## RECORD LIST
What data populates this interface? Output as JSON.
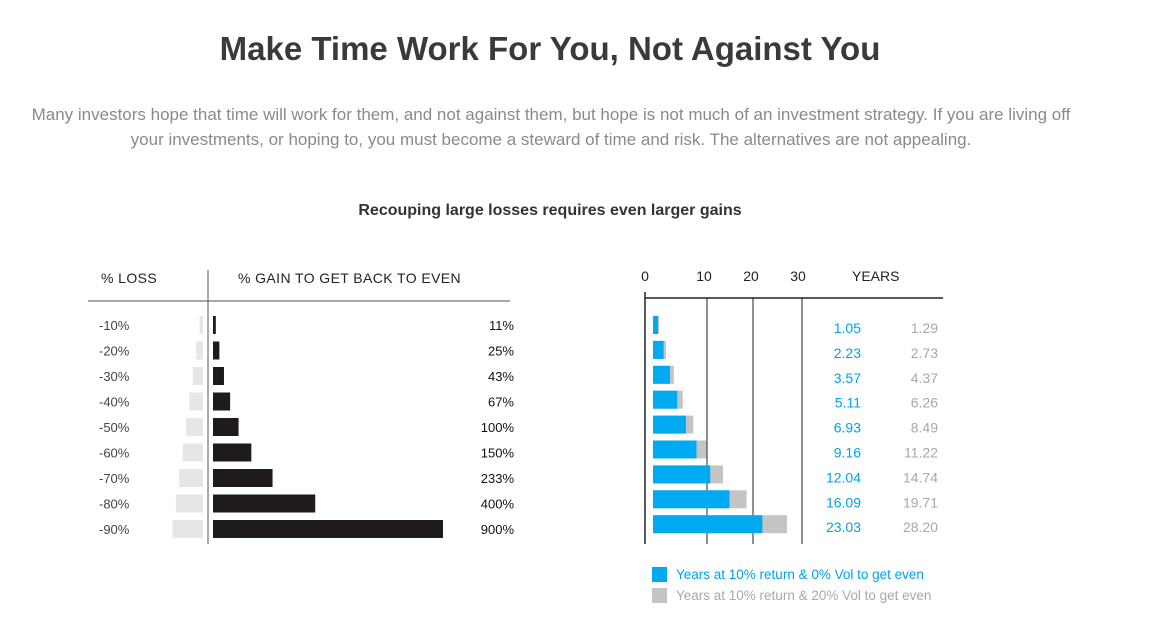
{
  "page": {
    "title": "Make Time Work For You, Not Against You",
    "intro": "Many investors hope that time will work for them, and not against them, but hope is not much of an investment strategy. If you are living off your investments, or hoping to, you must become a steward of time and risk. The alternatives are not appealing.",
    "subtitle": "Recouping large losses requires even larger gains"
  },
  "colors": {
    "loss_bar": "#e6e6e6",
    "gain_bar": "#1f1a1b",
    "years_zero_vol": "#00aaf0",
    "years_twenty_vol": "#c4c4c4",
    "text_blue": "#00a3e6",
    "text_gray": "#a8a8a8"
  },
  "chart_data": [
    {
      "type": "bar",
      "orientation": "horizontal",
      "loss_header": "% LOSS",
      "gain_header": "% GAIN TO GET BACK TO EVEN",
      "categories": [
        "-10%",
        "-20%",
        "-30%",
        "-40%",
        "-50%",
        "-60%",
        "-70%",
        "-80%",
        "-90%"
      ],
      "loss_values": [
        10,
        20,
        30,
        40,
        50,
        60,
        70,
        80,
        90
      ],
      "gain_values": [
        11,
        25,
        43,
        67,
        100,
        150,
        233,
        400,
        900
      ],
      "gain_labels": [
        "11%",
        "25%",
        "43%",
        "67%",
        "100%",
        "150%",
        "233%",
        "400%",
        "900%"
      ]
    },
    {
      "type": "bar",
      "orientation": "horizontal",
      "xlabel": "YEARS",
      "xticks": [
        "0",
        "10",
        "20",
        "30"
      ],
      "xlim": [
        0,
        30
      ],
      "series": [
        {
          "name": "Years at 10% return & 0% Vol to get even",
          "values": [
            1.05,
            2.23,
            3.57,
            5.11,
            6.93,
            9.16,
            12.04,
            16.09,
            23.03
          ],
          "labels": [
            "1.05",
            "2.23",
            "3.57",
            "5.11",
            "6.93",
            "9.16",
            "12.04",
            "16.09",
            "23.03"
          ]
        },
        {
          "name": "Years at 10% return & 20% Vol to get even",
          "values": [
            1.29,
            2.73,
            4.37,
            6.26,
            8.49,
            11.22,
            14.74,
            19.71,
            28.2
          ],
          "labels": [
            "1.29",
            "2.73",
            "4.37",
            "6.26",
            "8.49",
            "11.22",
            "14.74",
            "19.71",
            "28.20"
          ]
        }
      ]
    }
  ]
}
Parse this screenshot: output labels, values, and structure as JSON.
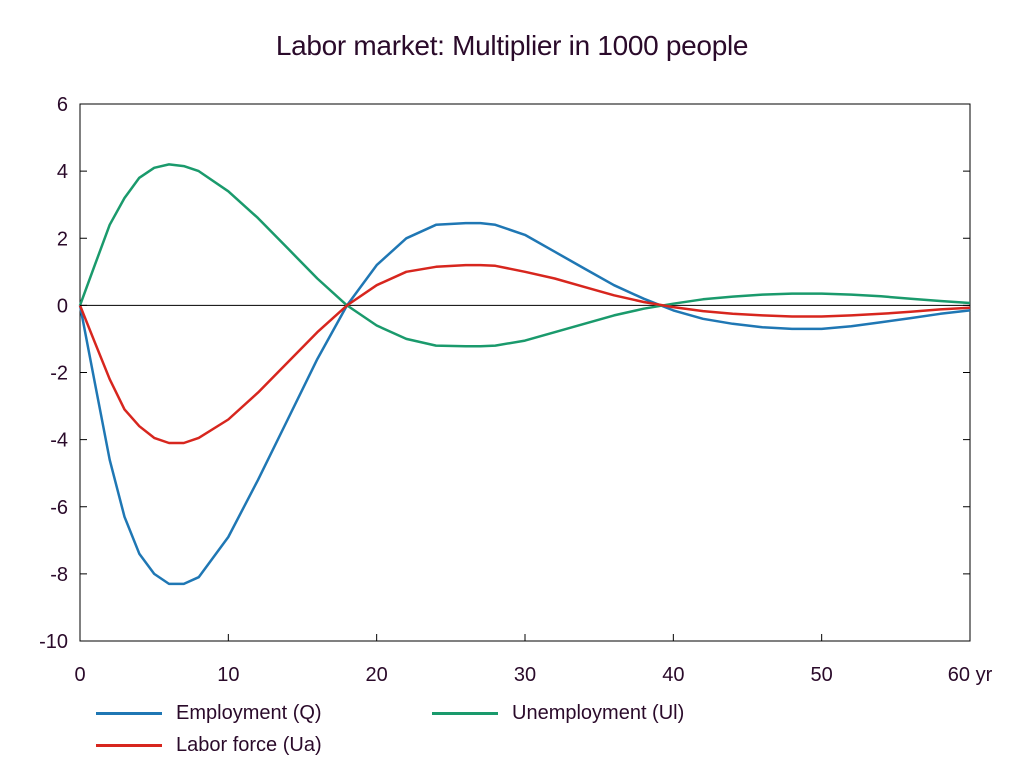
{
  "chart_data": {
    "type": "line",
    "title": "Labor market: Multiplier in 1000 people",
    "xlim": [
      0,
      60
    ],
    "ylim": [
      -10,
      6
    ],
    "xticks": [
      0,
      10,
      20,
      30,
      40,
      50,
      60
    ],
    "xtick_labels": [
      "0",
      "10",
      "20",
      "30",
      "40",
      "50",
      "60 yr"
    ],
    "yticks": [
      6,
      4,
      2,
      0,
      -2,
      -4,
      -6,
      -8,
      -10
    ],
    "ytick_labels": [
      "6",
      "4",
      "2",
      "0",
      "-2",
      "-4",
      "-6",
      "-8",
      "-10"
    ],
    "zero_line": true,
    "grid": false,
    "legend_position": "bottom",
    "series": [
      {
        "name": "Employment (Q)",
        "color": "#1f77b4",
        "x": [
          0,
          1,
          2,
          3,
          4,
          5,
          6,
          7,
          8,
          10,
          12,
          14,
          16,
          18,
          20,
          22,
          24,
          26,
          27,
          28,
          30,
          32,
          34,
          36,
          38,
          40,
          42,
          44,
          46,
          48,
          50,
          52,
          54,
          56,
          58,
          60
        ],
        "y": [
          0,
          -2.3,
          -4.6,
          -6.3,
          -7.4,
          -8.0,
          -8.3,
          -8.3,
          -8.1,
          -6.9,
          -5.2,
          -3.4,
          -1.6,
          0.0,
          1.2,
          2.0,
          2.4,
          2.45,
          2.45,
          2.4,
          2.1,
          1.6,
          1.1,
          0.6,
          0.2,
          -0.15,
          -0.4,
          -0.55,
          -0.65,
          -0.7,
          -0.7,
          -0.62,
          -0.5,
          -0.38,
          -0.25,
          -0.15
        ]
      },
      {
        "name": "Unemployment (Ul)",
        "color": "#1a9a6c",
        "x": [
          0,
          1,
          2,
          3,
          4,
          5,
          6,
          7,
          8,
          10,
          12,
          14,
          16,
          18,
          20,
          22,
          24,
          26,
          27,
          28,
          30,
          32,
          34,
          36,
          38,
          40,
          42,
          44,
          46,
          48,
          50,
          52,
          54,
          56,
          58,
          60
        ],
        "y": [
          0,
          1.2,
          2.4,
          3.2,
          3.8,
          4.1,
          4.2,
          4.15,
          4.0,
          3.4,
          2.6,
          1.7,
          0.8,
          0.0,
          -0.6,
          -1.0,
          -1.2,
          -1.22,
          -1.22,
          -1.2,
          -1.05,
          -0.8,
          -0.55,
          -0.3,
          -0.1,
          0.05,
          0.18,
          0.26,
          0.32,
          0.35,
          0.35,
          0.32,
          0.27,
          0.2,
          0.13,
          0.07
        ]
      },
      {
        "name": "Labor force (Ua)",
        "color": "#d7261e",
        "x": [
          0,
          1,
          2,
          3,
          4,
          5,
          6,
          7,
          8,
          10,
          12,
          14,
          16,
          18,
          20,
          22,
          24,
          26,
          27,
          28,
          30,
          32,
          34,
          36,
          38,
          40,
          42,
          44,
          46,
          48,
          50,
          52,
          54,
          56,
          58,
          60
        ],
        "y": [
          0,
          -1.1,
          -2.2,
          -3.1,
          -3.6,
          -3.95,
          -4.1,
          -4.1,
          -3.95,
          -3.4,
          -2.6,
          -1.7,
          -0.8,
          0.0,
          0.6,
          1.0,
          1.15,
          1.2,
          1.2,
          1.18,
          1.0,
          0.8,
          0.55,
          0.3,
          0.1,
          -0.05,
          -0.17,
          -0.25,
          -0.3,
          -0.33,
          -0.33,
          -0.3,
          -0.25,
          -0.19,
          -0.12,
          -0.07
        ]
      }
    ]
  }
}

## WHAT NEEDS TO BE DONE
Make an exact copy of the data above, pictures excluded.

## REPLY TO THE TASK
What data populates this interface? Output as JSON.
{
  "page": {
    "title": "Make Time Work For You, Not Against You",
    "intro": "Many investors hope that time will work for them, and not against them, but hope is not much of an investment strategy. If you are living off your investments, or hoping to, you must become a steward of time and risk. The alternatives are not appealing.",
    "subtitle": "Recouping large losses requires even larger gains"
  },
  "colors": {
    "loss_bar": "#e6e6e6",
    "gain_bar": "#1f1a1b",
    "years_zero_vol": "#00aaf0",
    "years_twenty_vol": "#c4c4c4",
    "text_blue": "#00a3e6",
    "text_gray": "#a8a8a8"
  },
  "chart_data": [
    {
      "type": "bar",
      "orientation": "horizontal",
      "loss_header": "% LOSS",
      "gain_header": "% GAIN TO GET BACK TO EVEN",
      "categories": [
        "-10%",
        "-20%",
        "-30%",
        "-40%",
        "-50%",
        "-60%",
        "-70%",
        "-80%",
        "-90%"
      ],
      "loss_values": [
        10,
        20,
        30,
        40,
        50,
        60,
        70,
        80,
        90
      ],
      "gain_values": [
        11,
        25,
        43,
        67,
        100,
        150,
        233,
        400,
        900
      ],
      "gain_labels": [
        "11%",
        "25%",
        "43%",
        "67%",
        "100%",
        "150%",
        "233%",
        "400%",
        "900%"
      ]
    },
    {
      "type": "bar",
      "orientation": "horizontal",
      "xlabel": "YEARS",
      "xticks": [
        "0",
        "10",
        "20",
        "30"
      ],
      "xlim": [
        0,
        30
      ],
      "series": [
        {
          "name": "Years at 10% return & 0% Vol to get even",
          "values": [
            1.05,
            2.23,
            3.57,
            5.11,
            6.93,
            9.16,
            12.04,
            16.09,
            23.03
          ],
          "labels": [
            "1.05",
            "2.23",
            "3.57",
            "5.11",
            "6.93",
            "9.16",
            "12.04",
            "16.09",
            "23.03"
          ]
        },
        {
          "name": "Years at 10% return & 20% Vol to get even",
          "values": [
            1.29,
            2.73,
            4.37,
            6.26,
            8.49,
            11.22,
            14.74,
            19.71,
            28.2
          ],
          "labels": [
            "1.29",
            "2.73",
            "4.37",
            "6.26",
            "8.49",
            "11.22",
            "14.74",
            "19.71",
            "28.20"
          ]
        }
      ]
    }
  ]
}
Parse this screenshot: output labels, values, and structure as JSON.
{
  "chart_data": {
    "type": "line",
    "title": "Labor market: Multiplier in 1000 people",
    "xlim": [
      0,
      60
    ],
    "ylim": [
      -10,
      6
    ],
    "xticks": [
      0,
      10,
      20,
      30,
      40,
      50,
      60
    ],
    "xtick_labels": [
      "0",
      "10",
      "20",
      "30",
      "40",
      "50",
      "60 yr"
    ],
    "yticks": [
      6,
      4,
      2,
      0,
      -2,
      -4,
      -6,
      -8,
      -10
    ],
    "ytick_labels": [
      "6",
      "4",
      "2",
      "0",
      "-2",
      "-4",
      "-6",
      "-8",
      "-10"
    ],
    "zero_line": true,
    "grid": false,
    "legend_position": "bottom",
    "series": [
      {
        "name": "Employment (Q)",
        "color": "#1f77b4",
        "x": [
          0,
          1,
          2,
          3,
          4,
          5,
          6,
          7,
          8,
          10,
          12,
          14,
          16,
          18,
          20,
          22,
          24,
          26,
          27,
          28,
          30,
          32,
          34,
          36,
          38,
          40,
          42,
          44,
          46,
          48,
          50,
          52,
          54,
          56,
          58,
          60
        ],
        "y": [
          0,
          -2.3,
          -4.6,
          -6.3,
          -7.4,
          -8.0,
          -8.3,
          -8.3,
          -8.1,
          -6.9,
          -5.2,
          -3.4,
          -1.6,
          0.0,
          1.2,
          2.0,
          2.4,
          2.45,
          2.45,
          2.4,
          2.1,
          1.6,
          1.1,
          0.6,
          0.2,
          -0.15,
          -0.4,
          -0.55,
          -0.65,
          -0.7,
          -0.7,
          -0.62,
          -0.5,
          -0.38,
          -0.25,
          -0.15
        ]
      },
      {
        "name": "Unemployment (Ul)",
        "color": "#1a9a6c",
        "x": [
          0,
          1,
          2,
          3,
          4,
          5,
          6,
          7,
          8,
          10,
          12,
          14,
          16,
          18,
          20,
          22,
          24,
          26,
          27,
          28,
          30,
          32,
          34,
          36,
          38,
          40,
          42,
          44,
          46,
          48,
          50,
          52,
          54,
          56,
          58,
          60
        ],
        "y": [
          0,
          1.2,
          2.4,
          3.2,
          3.8,
          4.1,
          4.2,
          4.15,
          4.0,
          3.4,
          2.6,
          1.7,
          0.8,
          0.0,
          -0.6,
          -1.0,
          -1.2,
          -1.22,
          -1.22,
          -1.2,
          -1.05,
          -0.8,
          -0.55,
          -0.3,
          -0.1,
          0.05,
          0.18,
          0.26,
          0.32,
          0.35,
          0.35,
          0.32,
          0.27,
          0.2,
          0.13,
          0.07
        ]
      },
      {
        "name": "Labor force (Ua)",
        "color": "#d7261e",
        "x": [
          0,
          1,
          2,
          3,
          4,
          5,
          6,
          7,
          8,
          10,
          12,
          14,
          16,
          18,
          20,
          22,
          24,
          26,
          27,
          28,
          30,
          32,
          34,
          36,
          38,
          40,
          42,
          44,
          46,
          48,
          50,
          52,
          54,
          56,
          58,
          60
        ],
        "y": [
          0,
          -1.1,
          -2.2,
          -3.1,
          -3.6,
          -3.95,
          -4.1,
          -4.1,
          -3.95,
          -3.4,
          -2.6,
          -1.7,
          -0.8,
          0.0,
          0.6,
          1.0,
          1.15,
          1.2,
          1.2,
          1.18,
          1.0,
          0.8,
          0.55,
          0.3,
          0.1,
          -0.05,
          -0.17,
          -0.25,
          -0.3,
          -0.33,
          -0.33,
          -0.3,
          -0.25,
          -0.19,
          -0.12,
          -0.07
        ]
      }
    ]
  }
}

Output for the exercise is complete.